> _Stated exercise_
Give the number of lines containing the word "text", and nothing else.

> _Task input_

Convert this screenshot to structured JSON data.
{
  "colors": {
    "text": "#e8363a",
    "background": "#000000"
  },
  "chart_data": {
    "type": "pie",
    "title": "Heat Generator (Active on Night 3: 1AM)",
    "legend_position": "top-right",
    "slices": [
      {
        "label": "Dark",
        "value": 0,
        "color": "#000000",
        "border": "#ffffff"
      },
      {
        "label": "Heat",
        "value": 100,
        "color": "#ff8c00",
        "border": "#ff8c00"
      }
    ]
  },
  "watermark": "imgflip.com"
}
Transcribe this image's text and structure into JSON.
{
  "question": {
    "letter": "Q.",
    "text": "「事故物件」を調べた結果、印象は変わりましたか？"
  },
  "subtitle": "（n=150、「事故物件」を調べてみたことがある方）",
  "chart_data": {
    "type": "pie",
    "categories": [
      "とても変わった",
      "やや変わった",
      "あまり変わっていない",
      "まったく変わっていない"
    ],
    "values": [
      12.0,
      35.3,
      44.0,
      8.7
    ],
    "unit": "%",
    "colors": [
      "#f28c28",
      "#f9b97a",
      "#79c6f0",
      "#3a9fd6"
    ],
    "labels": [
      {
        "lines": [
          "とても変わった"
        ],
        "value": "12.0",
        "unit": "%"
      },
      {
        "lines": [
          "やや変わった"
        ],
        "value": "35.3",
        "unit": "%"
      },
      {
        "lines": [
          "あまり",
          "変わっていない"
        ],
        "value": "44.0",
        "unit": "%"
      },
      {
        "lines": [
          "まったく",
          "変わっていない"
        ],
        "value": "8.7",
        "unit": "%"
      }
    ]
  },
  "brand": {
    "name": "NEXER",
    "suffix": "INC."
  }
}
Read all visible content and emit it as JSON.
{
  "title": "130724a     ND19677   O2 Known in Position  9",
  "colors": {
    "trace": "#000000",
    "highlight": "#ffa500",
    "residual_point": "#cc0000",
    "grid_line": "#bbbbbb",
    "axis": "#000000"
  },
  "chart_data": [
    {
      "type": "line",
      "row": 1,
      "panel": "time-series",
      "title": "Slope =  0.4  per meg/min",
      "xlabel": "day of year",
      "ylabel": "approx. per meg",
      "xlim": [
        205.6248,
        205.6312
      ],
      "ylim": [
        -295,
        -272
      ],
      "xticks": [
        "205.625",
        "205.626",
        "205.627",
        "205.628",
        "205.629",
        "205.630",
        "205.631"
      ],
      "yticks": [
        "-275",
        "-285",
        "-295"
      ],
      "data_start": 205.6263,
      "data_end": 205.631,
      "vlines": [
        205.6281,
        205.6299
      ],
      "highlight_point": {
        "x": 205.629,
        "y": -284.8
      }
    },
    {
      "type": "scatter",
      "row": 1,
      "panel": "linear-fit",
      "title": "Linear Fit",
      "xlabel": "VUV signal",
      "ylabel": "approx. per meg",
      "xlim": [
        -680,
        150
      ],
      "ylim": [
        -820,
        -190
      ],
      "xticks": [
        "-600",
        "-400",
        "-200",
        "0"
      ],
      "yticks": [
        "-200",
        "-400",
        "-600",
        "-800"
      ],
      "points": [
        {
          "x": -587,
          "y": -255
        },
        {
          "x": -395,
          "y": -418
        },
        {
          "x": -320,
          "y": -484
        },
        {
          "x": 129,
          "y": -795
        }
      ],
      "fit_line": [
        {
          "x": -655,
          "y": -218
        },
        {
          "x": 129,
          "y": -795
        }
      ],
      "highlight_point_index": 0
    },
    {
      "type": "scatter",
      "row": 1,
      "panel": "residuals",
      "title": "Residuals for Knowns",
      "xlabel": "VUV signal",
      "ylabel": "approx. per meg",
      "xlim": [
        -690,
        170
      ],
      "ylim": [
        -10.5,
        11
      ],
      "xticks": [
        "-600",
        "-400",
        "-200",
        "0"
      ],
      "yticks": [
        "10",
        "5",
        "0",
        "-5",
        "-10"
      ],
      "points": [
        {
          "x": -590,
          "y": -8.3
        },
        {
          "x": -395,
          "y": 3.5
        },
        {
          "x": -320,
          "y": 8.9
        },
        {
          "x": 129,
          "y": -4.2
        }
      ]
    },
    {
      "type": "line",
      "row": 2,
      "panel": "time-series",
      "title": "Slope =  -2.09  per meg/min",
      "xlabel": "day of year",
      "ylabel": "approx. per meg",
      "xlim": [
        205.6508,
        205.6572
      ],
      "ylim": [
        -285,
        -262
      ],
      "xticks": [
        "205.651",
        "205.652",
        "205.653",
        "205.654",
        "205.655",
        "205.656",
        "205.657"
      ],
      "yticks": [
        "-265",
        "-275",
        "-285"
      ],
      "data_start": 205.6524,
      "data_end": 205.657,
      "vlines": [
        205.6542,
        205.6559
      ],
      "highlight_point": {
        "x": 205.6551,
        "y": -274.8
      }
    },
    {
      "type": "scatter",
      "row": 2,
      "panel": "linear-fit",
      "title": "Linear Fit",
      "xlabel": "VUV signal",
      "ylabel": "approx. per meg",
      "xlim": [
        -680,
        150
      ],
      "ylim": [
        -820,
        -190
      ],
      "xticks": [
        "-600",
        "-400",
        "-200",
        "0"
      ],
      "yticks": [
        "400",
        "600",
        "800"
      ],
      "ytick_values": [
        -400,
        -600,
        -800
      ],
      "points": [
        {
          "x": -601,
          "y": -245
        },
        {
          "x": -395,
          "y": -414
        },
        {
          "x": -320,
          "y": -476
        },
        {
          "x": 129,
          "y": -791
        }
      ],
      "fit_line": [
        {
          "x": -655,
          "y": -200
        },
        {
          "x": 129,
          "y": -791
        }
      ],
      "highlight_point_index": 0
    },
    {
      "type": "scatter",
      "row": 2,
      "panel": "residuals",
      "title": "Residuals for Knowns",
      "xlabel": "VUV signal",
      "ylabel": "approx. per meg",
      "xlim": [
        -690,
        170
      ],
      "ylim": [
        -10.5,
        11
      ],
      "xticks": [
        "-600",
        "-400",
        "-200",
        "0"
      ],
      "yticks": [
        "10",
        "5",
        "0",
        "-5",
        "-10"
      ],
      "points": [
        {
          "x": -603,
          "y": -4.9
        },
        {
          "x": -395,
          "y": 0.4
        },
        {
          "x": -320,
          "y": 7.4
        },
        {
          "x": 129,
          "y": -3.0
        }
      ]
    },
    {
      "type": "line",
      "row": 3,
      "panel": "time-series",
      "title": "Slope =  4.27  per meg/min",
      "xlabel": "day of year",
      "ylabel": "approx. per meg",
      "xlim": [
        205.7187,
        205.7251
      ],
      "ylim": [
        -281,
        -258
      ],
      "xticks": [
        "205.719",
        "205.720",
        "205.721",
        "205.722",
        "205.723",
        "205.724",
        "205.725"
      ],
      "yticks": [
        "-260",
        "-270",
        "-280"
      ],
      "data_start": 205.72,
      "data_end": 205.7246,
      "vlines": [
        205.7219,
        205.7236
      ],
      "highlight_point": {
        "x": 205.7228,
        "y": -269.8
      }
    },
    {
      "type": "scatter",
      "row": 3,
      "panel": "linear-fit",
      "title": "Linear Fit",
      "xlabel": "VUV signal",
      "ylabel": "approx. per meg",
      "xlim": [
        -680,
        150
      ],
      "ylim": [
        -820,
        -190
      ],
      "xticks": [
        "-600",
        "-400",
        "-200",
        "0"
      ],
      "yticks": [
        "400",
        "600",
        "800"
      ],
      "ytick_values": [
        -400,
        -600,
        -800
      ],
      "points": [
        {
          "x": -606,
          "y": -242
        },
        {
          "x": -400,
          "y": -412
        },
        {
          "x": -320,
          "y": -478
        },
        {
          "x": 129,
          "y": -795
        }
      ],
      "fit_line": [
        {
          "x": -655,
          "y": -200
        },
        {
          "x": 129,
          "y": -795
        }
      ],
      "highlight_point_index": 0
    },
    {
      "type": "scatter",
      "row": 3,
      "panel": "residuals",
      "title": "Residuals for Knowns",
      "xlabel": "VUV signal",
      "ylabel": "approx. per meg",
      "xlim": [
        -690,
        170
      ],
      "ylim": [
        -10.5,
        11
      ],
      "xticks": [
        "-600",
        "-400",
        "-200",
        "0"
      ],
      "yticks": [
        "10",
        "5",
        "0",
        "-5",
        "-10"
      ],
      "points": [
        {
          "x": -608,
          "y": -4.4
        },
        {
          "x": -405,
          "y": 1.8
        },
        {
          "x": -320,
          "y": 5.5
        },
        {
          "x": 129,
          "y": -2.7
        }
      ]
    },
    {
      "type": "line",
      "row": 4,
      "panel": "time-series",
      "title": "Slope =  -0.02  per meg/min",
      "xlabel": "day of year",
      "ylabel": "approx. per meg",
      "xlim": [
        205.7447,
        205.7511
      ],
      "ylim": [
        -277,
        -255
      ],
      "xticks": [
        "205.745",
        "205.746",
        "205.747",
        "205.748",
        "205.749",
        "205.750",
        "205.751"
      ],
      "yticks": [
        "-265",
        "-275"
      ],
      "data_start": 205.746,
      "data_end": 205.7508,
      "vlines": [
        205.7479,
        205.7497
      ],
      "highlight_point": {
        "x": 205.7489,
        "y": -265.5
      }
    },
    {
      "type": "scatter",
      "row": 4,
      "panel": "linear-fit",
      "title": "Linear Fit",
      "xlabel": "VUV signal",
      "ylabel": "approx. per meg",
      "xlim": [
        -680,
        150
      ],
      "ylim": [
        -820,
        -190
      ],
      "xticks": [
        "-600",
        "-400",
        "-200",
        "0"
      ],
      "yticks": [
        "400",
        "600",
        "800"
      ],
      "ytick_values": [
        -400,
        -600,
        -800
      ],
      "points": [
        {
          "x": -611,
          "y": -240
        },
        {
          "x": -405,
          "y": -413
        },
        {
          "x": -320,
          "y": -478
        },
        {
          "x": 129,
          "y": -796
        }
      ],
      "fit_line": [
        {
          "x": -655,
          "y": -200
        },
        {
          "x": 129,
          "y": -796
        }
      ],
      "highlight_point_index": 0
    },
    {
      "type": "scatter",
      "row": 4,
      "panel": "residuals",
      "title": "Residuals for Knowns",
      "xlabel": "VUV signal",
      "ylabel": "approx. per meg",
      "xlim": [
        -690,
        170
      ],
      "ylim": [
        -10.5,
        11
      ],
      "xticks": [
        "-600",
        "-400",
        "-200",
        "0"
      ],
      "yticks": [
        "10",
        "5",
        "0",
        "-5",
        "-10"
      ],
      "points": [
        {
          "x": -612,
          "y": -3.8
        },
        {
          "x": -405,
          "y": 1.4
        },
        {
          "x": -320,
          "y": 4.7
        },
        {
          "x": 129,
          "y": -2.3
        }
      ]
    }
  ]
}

> _The output_
3